___ Data supplied ___

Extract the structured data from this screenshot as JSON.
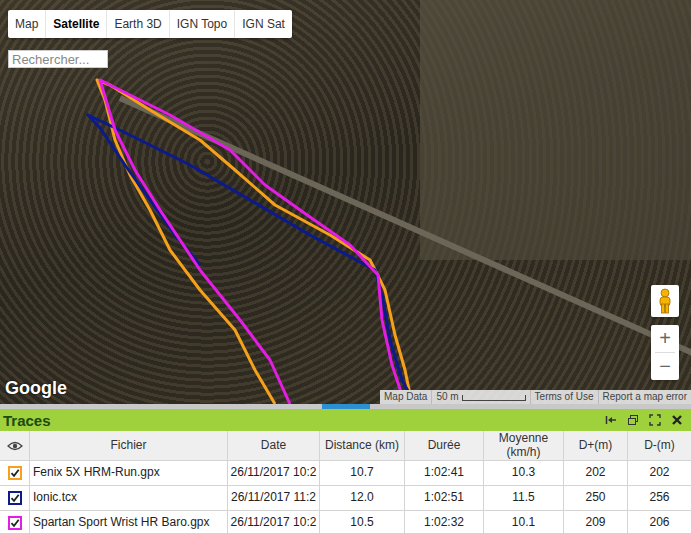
{
  "map": {
    "tabs": [
      {
        "label": "Map",
        "selected": false
      },
      {
        "label": "Satellite",
        "selected": true
      },
      {
        "label": "Earth 3D",
        "selected": false
      },
      {
        "label": "IGN Topo",
        "selected": false
      },
      {
        "label": "IGN Sat",
        "selected": false
      }
    ],
    "search": {
      "placeholder": "Rechercher..."
    },
    "logo": "Google",
    "zoom": {
      "in": "+",
      "out": "−"
    },
    "attribution": {
      "map_data": "Map Data",
      "scale": "50 m",
      "terms": "Terms of Use",
      "report": "Report a map error"
    }
  },
  "traces": {
    "title": "Traces",
    "columns": [
      "Fichier",
      "Date",
      "Distance (km)",
      "Durée",
      "Moyenne (km/h)",
      "D+(m)",
      "D-(m)"
    ],
    "rows": [
      {
        "file": "Fenix 5X HRM-Run.gpx",
        "date": "26/11/2017 10:2",
        "distance": "10.7",
        "duration": "1:02:41",
        "speed": "10.3",
        "ascent": "202",
        "descent": "202",
        "checked": true,
        "color": "#f5a11c"
      },
      {
        "file": "Ionic.tcx",
        "date": "26/11/2017 11:2",
        "distance": "12.0",
        "duration": "1:02:51",
        "speed": "11.5",
        "ascent": "250",
        "descent": "256",
        "checked": true,
        "color": "#0c1a8c"
      },
      {
        "file": "Spartan Sport Wrist HR Baro.gpx",
        "date": "26/11/2017 10:2",
        "distance": "10.5",
        "duration": "1:02:32",
        "speed": "10.1",
        "ascent": "209",
        "descent": "206",
        "checked": true,
        "color": "#e41de4"
      }
    ]
  }
}
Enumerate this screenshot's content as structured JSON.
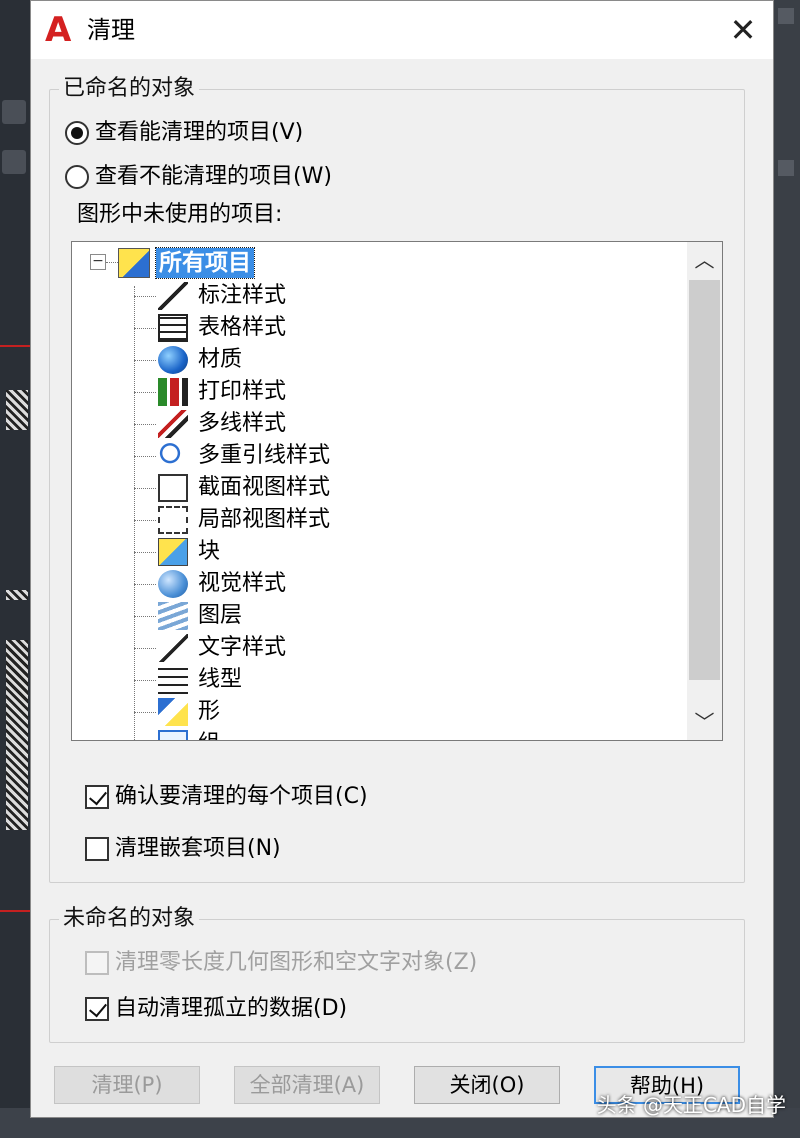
{
  "dialog": {
    "title": "清理",
    "app_logo_text": "A"
  },
  "named_objects": {
    "legend": "已命名的对象",
    "radio_view_purgeable": "查看能清理的项目(V)",
    "radio_view_nonpurgeable": "查看不能清理的项目(W)",
    "selected_radio": "view_purgeable",
    "tree_label": "图形中未使用的项目:",
    "tree": {
      "root": "所有项目",
      "items": [
        {
          "label": "标注样式",
          "icon": "dimension-style-icon"
        },
        {
          "label": "表格样式",
          "icon": "table-style-icon"
        },
        {
          "label": "材质",
          "icon": "material-icon"
        },
        {
          "label": "打印样式",
          "icon": "plot-style-icon"
        },
        {
          "label": "多线样式",
          "icon": "multiline-style-icon"
        },
        {
          "label": "多重引线样式",
          "icon": "multileader-style-icon"
        },
        {
          "label": "截面视图样式",
          "icon": "section-view-style-icon"
        },
        {
          "label": "局部视图样式",
          "icon": "detail-view-style-icon"
        },
        {
          "label": "块",
          "icon": "block-icon"
        },
        {
          "label": "视觉样式",
          "icon": "visual-style-icon"
        },
        {
          "label": "图层",
          "icon": "layer-icon"
        },
        {
          "label": "文字样式",
          "icon": "text-style-icon"
        },
        {
          "label": "线型",
          "icon": "linetype-icon"
        },
        {
          "label": "形",
          "icon": "shape-icon"
        },
        {
          "label": "组",
          "icon": "group-icon"
        }
      ]
    },
    "check_confirm_each": "确认要清理的每个项目(C)",
    "check_confirm_each_checked": true,
    "check_nested": "清理嵌套项目(N)",
    "check_nested_checked": false
  },
  "unnamed_objects": {
    "legend": "未命名的对象",
    "check_zero_length": "清理零长度几何图形和空文字对象(Z)",
    "check_zero_length_enabled": false,
    "check_orphaned": "自动清理孤立的数据(D)",
    "check_orphaned_checked": true
  },
  "buttons": {
    "purge": "清理(P)",
    "purge_all": "全部清理(A)",
    "close": "关闭(O)",
    "help": "帮助(H)"
  },
  "watermark": "头条 @天正CAD自学",
  "colors": {
    "selection": "#3b8ee6",
    "logo_red": "#d42020",
    "dialog_bg": "#f0f0f0"
  }
}
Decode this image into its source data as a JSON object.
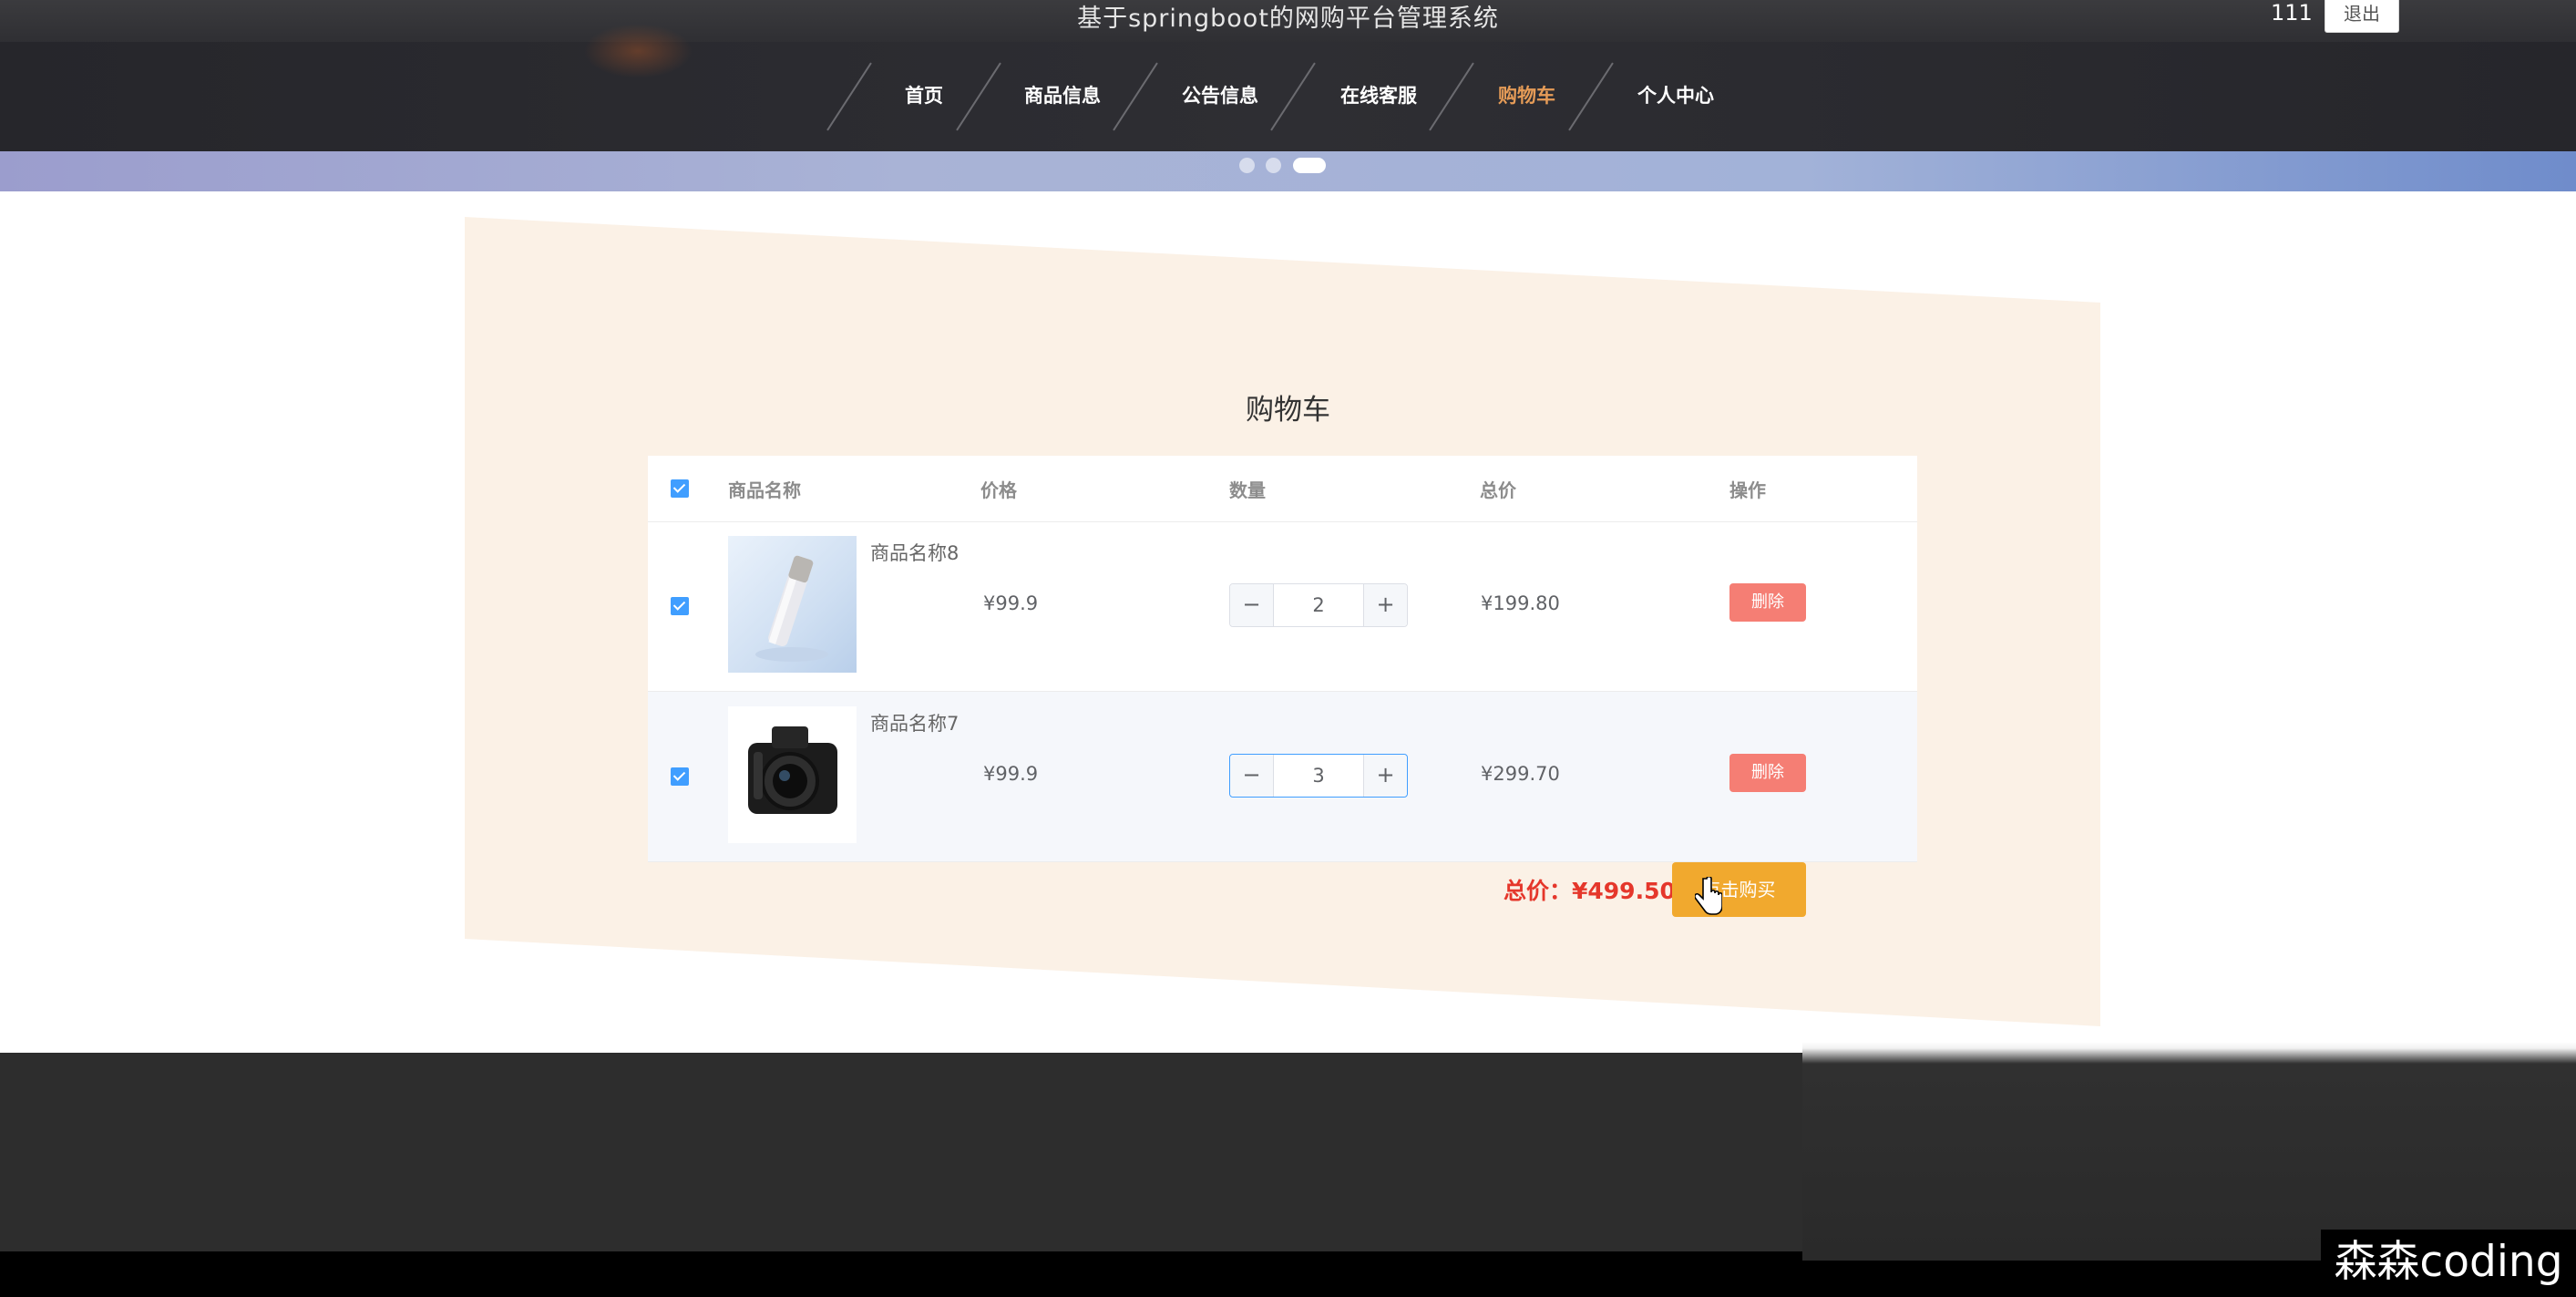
{
  "header": {
    "site_title": "基于springboot的网购平台管理系统",
    "username": "111",
    "logout_label": "退出"
  },
  "nav": {
    "items": [
      {
        "label": "首页",
        "active": false
      },
      {
        "label": "商品信息",
        "active": false
      },
      {
        "label": "公告信息",
        "active": false
      },
      {
        "label": "在线客服",
        "active": false
      },
      {
        "label": "购物车",
        "active": true
      },
      {
        "label": "个人中心",
        "active": false
      }
    ],
    "active_color": "#e59b57"
  },
  "carousel": {
    "slide_count": 3,
    "active_index": 2
  },
  "cart": {
    "title": "购物车",
    "columns": [
      "商品名称",
      "价格",
      "数量",
      "总价",
      "操作"
    ],
    "rows": [
      {
        "checked": true,
        "name": "商品名称8",
        "price": "¥99.9",
        "quantity": "2",
        "subtotal": "¥199.80",
        "delete_label": "删除",
        "image_icon": "bottle-product-image"
      },
      {
        "checked": true,
        "name": "商品名称7",
        "price": "¥99.9",
        "quantity": "3",
        "subtotal": "¥299.70",
        "delete_label": "删除",
        "image_icon": "camera-product-image"
      }
    ],
    "total_label": "总价：¥499.50",
    "buy_label": "点击购买",
    "colors": {
      "checkbox": "#409eff",
      "delete": "#f57e74",
      "buy": "#f1a92e",
      "total": "#e5372b"
    }
  },
  "watermark": "森森coding"
}
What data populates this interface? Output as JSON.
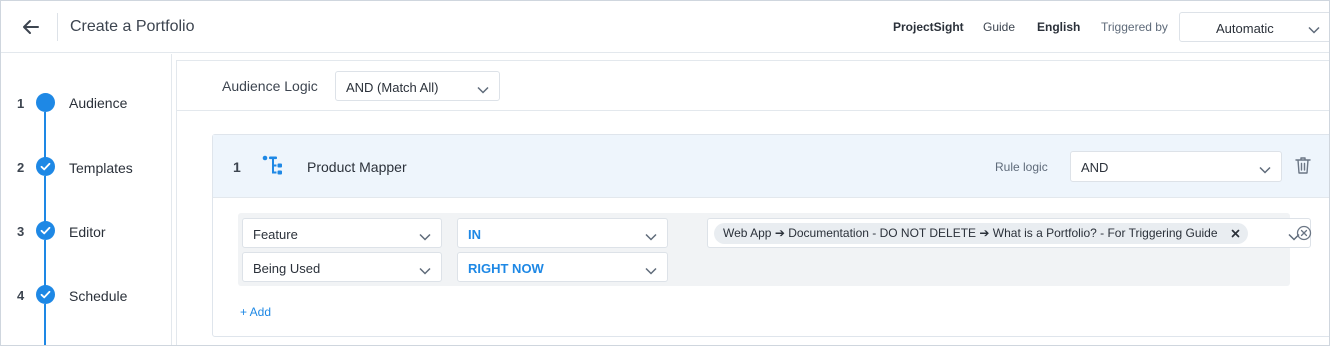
{
  "header": {
    "title": "Create a Portfolio",
    "nav": {
      "project": "ProjectSight",
      "guide": "Guide",
      "language": "English",
      "triggered_by_label": "Triggered by",
      "triggered_by_value": "Automatic"
    }
  },
  "sidebar": {
    "steps": [
      {
        "num": "1",
        "label": "Audience",
        "state": "current"
      },
      {
        "num": "2",
        "label": "Templates",
        "state": "done"
      },
      {
        "num": "3",
        "label": "Editor",
        "state": "done"
      },
      {
        "num": "4",
        "label": "Schedule",
        "state": "done"
      }
    ]
  },
  "main": {
    "audience_logic_label": "Audience Logic",
    "audience_logic_value": "AND (Match All)",
    "rule": {
      "number": "1",
      "icon": "hierarchy-icon",
      "name": "Product Mapper",
      "logic_label": "Rule logic",
      "logic_value": "AND",
      "conditions": {
        "field1": "Feature",
        "operator1": "IN",
        "token": "Web App ➔ Documentation - DO NOT DELETE ➔ What is a Portfolio? - For Triggering Guide",
        "field2": "Being Used",
        "operator2": "RIGHT NOW"
      },
      "add_label": "+ Add"
    }
  },
  "colors": {
    "accent": "#1e88e5",
    "rule_header_bg": "#eef5fc",
    "condition_bg": "#f1f3f5"
  }
}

___

What you will do
Every line above that contains the word "Portfolio" should be reported.

Problem solution
    "title": "Create a Portfolio",
        "token": "Web App ➔ Documentation - DO NOT DELETE ➔ What is a Portfolio? - For Triggering Guide",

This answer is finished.